#### Problem:
Reproduce the entries exactly.

::: Records for the exercise :::

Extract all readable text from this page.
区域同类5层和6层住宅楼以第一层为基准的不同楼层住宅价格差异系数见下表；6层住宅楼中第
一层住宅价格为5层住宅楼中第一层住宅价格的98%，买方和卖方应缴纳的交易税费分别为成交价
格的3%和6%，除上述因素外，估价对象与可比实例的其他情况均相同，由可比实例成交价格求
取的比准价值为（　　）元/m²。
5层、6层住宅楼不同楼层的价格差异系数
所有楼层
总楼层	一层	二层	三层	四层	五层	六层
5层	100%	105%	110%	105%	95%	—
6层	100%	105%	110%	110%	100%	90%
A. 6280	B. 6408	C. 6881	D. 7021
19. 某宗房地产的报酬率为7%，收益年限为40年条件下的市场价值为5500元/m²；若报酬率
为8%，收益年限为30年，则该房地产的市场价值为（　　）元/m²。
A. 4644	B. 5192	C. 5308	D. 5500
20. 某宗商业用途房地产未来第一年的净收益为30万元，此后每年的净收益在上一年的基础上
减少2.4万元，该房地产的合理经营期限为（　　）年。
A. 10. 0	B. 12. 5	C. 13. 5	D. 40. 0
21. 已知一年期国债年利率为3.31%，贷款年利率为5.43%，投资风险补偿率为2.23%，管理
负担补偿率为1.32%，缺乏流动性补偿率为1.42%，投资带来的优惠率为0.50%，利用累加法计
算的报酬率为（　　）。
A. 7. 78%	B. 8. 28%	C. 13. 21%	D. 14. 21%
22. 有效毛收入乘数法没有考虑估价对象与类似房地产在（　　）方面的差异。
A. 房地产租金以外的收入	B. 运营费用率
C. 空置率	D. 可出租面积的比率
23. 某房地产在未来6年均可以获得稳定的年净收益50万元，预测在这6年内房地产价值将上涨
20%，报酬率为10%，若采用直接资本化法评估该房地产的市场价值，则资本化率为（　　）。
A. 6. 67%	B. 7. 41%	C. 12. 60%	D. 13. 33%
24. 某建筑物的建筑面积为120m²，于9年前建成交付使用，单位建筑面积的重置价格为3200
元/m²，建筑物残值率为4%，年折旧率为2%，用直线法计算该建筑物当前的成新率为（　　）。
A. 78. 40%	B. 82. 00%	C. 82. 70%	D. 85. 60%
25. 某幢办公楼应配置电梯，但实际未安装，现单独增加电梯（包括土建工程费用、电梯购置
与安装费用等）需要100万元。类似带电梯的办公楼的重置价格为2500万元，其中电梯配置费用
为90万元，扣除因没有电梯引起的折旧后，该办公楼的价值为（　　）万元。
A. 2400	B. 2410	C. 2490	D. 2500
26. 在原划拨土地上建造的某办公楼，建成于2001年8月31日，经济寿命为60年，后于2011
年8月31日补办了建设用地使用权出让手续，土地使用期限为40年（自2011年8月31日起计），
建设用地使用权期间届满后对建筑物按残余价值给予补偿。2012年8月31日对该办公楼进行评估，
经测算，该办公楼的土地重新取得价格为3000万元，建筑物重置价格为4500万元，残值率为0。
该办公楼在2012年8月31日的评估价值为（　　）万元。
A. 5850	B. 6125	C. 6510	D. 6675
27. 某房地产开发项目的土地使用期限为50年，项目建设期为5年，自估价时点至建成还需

:::

#### Answer for this exercise:
Extract all readable text from this page.
区域同类5层和6层住宅楼以第一层为基准的不同楼层住宅价格差异系数见下表；6层住宅楼中第
一层住宅价格为5层住宅楼中第一层住宅价格的98%，买方和卖方应缴纳的交易税费分别为成交价
格的3%和6%，除上述因素外，估价对象与可比实例的其他情况均相同，由可比实例成交价格求
取的比准价值为（　　）元/m²。
5层、6层住宅楼不同楼层的价格差异系数
所有楼层
总楼层	一层	二层	三层	四层	五层	六层
5层	100%	105%	110%	105%	95%	—
6层	100%	105%	110%	110%	100%	90%
A. 6280	B. 6408	C. 6881	D. 7021
19. 某宗房地产的报酬率为7%，收益年限为40年条件下的市场价值为5500元/m²；若报酬率
为8%，收益年限为30年，则该房地产的市场价值为（　　）元/m²。
A. 4644	B. 5192	C. 5308	D. 5500
20. 某宗商业用途房地产未来第一年的净收益为30万元，此后每年的净收益在上一年的基础上
减少2.4万元，该房地产的合理经营期限为（　　）年。
A. 10. 0	B. 12. 5	C. 13. 5	D. 40. 0
21. 已知一年期国债年利率为3.31%，贷款年利率为5.43%，投资风险补偿率为2.23%，管理
负担补偿率为1.32%，缺乏流动性补偿率为1.42%，投资带来的优惠率为0.50%，利用累加法计
算的报酬率为（　　）。
A. 7. 78%	B. 8. 28%	C. 13. 21%	D. 14. 21%
22. 有效毛收入乘数法没有考虑估价对象与类似房地产在（　　）方面的差异。
A. 房地产租金以外的收入	B. 运营费用率
C. 空置率	D. 可出租面积的比率
23. 某房地产在未来6年均可以获得稳定的年净收益50万元，预测在这6年内房地产价值将上涨
20%，报酬率为10%，若采用直接资本化法评估该房地产的市场价值，则资本化率为（　　）。
A. 6. 67%	B. 7. 41%	C. 12. 60%	D. 13. 33%
24. 某建筑物的建筑面积为120m²，于9年前建成交付使用，单位建筑面积的重置价格为3200
元/m²，建筑物残值率为4%，年折旧率为2%，用直线法计算该建筑物当前的成新率为（　　）。
A. 78. 40%	B. 82. 00%	C. 82. 70%	D. 85. 60%
25. 某幢办公楼应配置电梯，但实际未安装，现单独增加电梯（包括土建工程费用、电梯购置
与安装费用等）需要100万元。类似带电梯的办公楼的重置价格为2500万元，其中电梯配置费用
为90万元，扣除因没有电梯引起的折旧后，该办公楼的价值为（　　）万元。
A. 2400	B. 2410	C. 2490	D. 2500
26. 在原划拨土地上建造的某办公楼，建成于2001年8月31日，经济寿命为60年，后于2011
年8月31日补办了建设用地使用权出让手续，土地使用期限为40年（自2011年8月31日起计），
建设用地使用权期间届满后对建筑物按残余价值给予补偿。2012年8月31日对该办公楼进行评估，
经测算，该办公楼的土地重新取得价格为3000万元，建筑物重置价格为4500万元，残值率为0。
该办公楼在2012年8月31日的评估价值为（　　）万元。
A. 5850	B. 6125	C. 6510	D. 6675
27. 某房地产开发项目的土地使用期限为50年，项目建设期为5年，自估价时点至建成还需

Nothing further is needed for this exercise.